• [BRIEF]: Skip the images and return the records below exactly.

[Records from a collection]

######

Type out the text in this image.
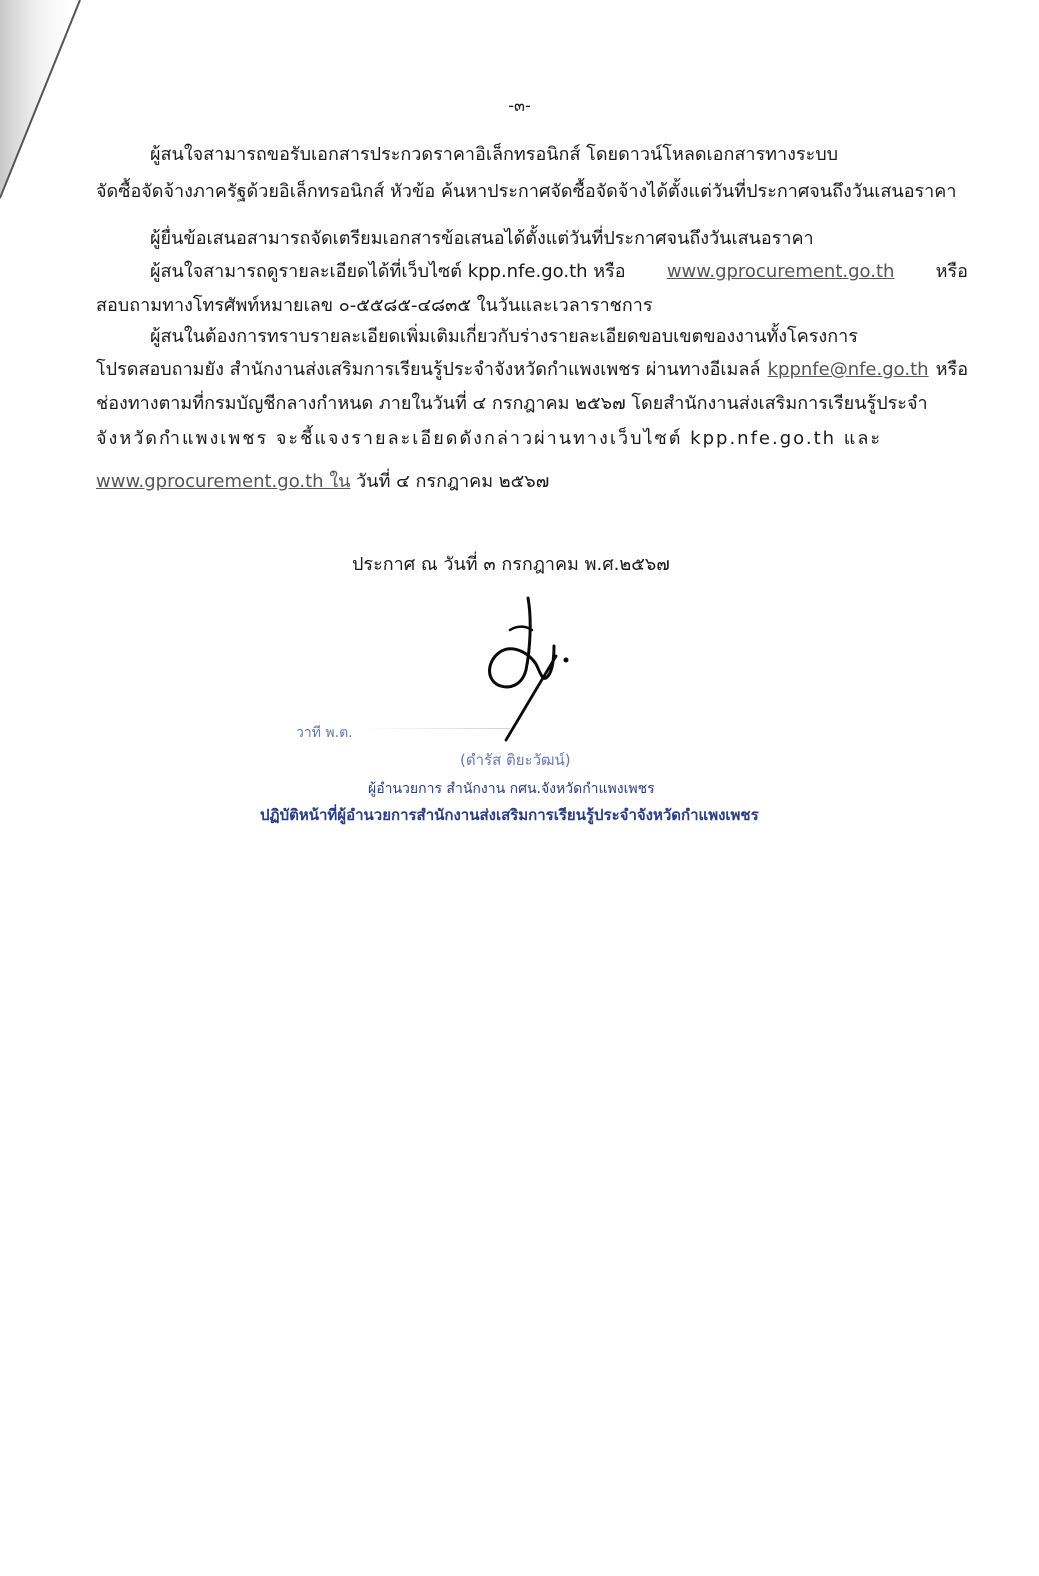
-๓-
ผู้สนใจสามารถขอรับเอกสารประกวดราคาอิเล็กทรอนิกส์ โดยดาวน์โหลดเอกสารทางระบบ
จัดซื้อจัดจ้างภาครัฐด้วยอิเล็กทรอนิกส์ หัวข้อ ค้นหาประกาศจัดซื้อจัดจ้างได้ตั้งแต่วันที่ประกาศจนถึงวันเสนอราคา
ผู้ยื่นข้อเสนอสามารถจัดเตรียมเอกสารข้อเสนอได้ตั้งแต่วันที่ประกาศจนถึงวันเสนอราคา
ผู้สนใจสามารถดูรายละเอียดได้ที่เว็บไซต์ kpp.nfe.go.th หรือ www.gprocurement.go.th หรือ
สอบถามทางโทรศัพท์หมายเลข ๐-๕๕๘๕-๔๘๓๕ ในวันและเวลาราชการ
ผู้สนในต้องการทราบรายละเอียดเพิ่มเติมเกี่ยวกับร่างรายละเอียดขอบเขตของงานทั้งโครงการ
โปรดสอบถามยัง สำนักงานส่งเสริมการเรียนรู้ประจำจังหวัดกำแพงเพชร ผ่านทางอีเมลล์ kppnfe@nfe.go.th หรือ
ช่องทางตามที่กรมบัญชีกลางกำหนด ภายในวันที่ ๔ กรกฎาคม ๒๕๖๗ โดยสำนักงานส่งเสริมการเรียนรู้ประจำ
จังหวัดกำแพงเพชร จะชี้แจงรายละเอียดดังกล่าวผ่านทางเว็บไซต์ kpp.nfe.go.th และ
www.gprocurement.go.th ใน วันที่ ๔ กรกฎาคม ๒๕๖๗
ประกาศ ณ วันที่ ๓ กรกฎาคม พ.ศ.๒๕๖๗
วาที พ.ต.
(ดำรัส ติยะวัฒน์)
ผู้อำนวยการ สำนักงาน กศน.จังหวัดกำแพงเพชร
ปฏิบัติหน้าที่ผู้อำนวยการสำนักงานส่งเสริมการเรียนรู้ประจำจังหวัดกำแพงเพชร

######

• [RESPONSE]:
Type out the text in this image.
-๓-
ผู้สนใจสามารถขอรับเอกสารประกวดราคาอิเล็กทรอนิกส์ โดยดาวน์โหลดเอกสารทางระบบ
จัดซื้อจัดจ้างภาครัฐด้วยอิเล็กทรอนิกส์ หัวข้อ ค้นหาประกาศจัดซื้อจัดจ้างได้ตั้งแต่วันที่ประกาศจนถึงวันเสนอราคา
ผู้ยื่นข้อเสนอสามารถจัดเตรียมเอกสารข้อเสนอได้ตั้งแต่วันที่ประกาศจนถึงวันเสนอราคา
ผู้สนใจสามารถดูรายละเอียดได้ที่เว็บไซต์ kpp.nfe.go.th หรือ www.gprocurement.go.th หรือ
สอบถามทางโทรศัพท์หมายเลข ๐-๕๕๘๕-๔๘๓๕ ในวันและเวลาราชการ
ผู้สนในต้องการทราบรายละเอียดเพิ่มเติมเกี่ยวกับร่างรายละเอียดขอบเขตของงานทั้งโครงการ
โปรดสอบถามยัง สำนักงานส่งเสริมการเรียนรู้ประจำจังหวัดกำแพงเพชร ผ่านทางอีเมลล์ kppnfe@nfe.go.th หรือ
ช่องทางตามที่กรมบัญชีกลางกำหนด ภายในวันที่ ๔ กรกฎาคม ๒๕๖๗ โดยสำนักงานส่งเสริมการเรียนรู้ประจำ
จังหวัดกำแพงเพชร จะชี้แจงรายละเอียดดังกล่าวผ่านทางเว็บไซต์ kpp.nfe.go.th และ
www.gprocurement.go.th ใน วันที่ ๔ กรกฎาคม ๒๕๖๗
ประกาศ ณ วันที่ ๓ กรกฎาคม พ.ศ.๒๕๖๗
วาที พ.ต.
(ดำรัส ติยะวัฒน์)
ผู้อำนวยการ สำนักงาน กศน.จังหวัดกำแพงเพชร
ปฏิบัติหน้าที่ผู้อำนวยการสำนักงานส่งเสริมการเรียนรู้ประจำจังหวัดกำแพงเพชร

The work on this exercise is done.